- **EXERCISE DESCRIPTION**
Without including any pictures, write out the listing below exactly.

·····

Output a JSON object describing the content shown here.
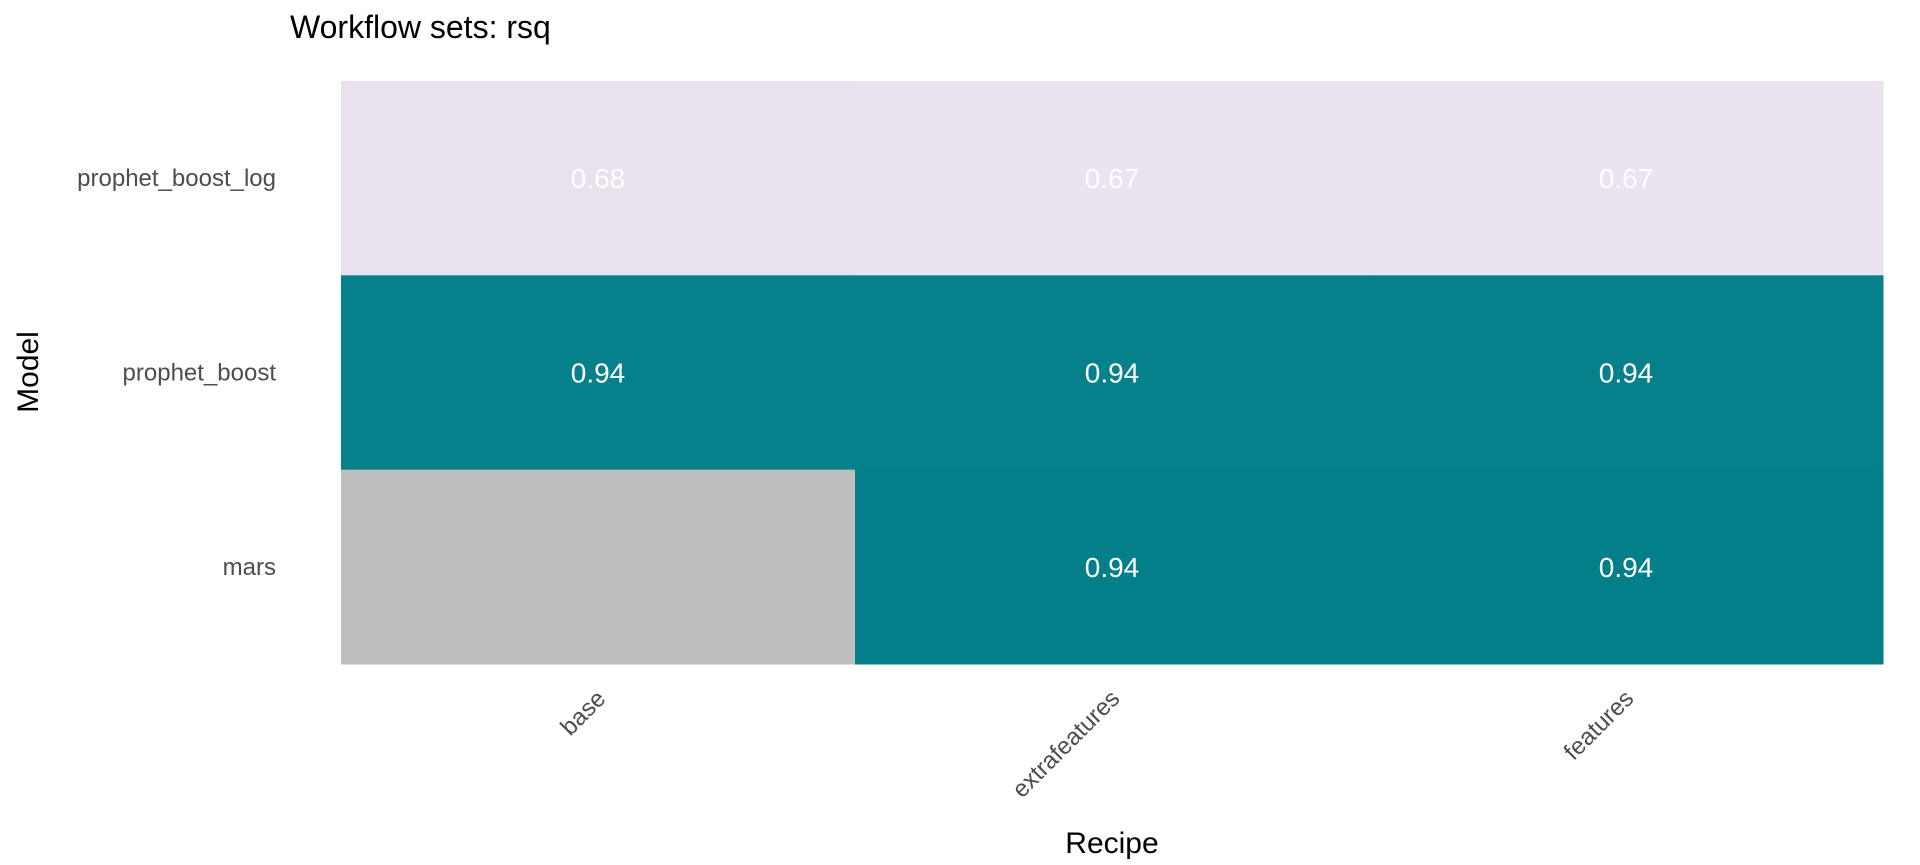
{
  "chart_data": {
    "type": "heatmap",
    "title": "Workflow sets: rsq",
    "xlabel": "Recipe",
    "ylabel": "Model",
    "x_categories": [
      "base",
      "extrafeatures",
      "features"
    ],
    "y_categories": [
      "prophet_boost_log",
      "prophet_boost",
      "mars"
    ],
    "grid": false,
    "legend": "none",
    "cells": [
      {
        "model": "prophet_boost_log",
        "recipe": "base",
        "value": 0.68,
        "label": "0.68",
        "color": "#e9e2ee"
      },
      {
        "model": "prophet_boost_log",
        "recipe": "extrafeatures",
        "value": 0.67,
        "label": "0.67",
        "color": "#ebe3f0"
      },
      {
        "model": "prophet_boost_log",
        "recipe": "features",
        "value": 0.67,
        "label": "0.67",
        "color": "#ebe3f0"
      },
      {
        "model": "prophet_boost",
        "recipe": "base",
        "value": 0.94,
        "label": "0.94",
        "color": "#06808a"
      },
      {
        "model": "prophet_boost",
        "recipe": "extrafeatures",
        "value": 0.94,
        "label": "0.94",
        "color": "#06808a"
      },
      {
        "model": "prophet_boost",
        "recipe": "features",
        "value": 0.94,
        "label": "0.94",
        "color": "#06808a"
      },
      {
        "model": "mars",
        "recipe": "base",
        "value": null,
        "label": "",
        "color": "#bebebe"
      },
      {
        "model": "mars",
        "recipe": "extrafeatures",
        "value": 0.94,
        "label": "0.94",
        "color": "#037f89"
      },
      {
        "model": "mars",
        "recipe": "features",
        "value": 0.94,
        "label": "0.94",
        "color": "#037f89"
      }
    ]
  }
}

·····

- **RESPONSE TO THIS EXERCISE**
Output a JSON object describing the content shown here.
{
  "chart_data": {
    "type": "heatmap",
    "title": "Workflow sets: rsq",
    "xlabel": "Recipe",
    "ylabel": "Model",
    "x_categories": [
      "base",
      "extrafeatures",
      "features"
    ],
    "y_categories": [
      "prophet_boost_log",
      "prophet_boost",
      "mars"
    ],
    "grid": false,
    "legend": "none",
    "cells": [
      {
        "model": "prophet_boost_log",
        "recipe": "base",
        "value": 0.68,
        "label": "0.68",
        "color": "#e9e2ee"
      },
      {
        "model": "prophet_boost_log",
        "recipe": "extrafeatures",
        "value": 0.67,
        "label": "0.67",
        "color": "#ebe3f0"
      },
      {
        "model": "prophet_boost_log",
        "recipe": "features",
        "value": 0.67,
        "label": "0.67",
        "color": "#ebe3f0"
      },
      {
        "model": "prophet_boost",
        "recipe": "base",
        "value": 0.94,
        "label": "0.94",
        "color": "#06808a"
      },
      {
        "model": "prophet_boost",
        "recipe": "extrafeatures",
        "value": 0.94,
        "label": "0.94",
        "color": "#06808a"
      },
      {
        "model": "prophet_boost",
        "recipe": "features",
        "value": 0.94,
        "label": "0.94",
        "color": "#06808a"
      },
      {
        "model": "mars",
        "recipe": "base",
        "value": null,
        "label": "",
        "color": "#bebebe"
      },
      {
        "model": "mars",
        "recipe": "extrafeatures",
        "value": 0.94,
        "label": "0.94",
        "color": "#037f89"
      },
      {
        "model": "mars",
        "recipe": "features",
        "value": 0.94,
        "label": "0.94",
        "color": "#037f89"
      }
    ]
  }
}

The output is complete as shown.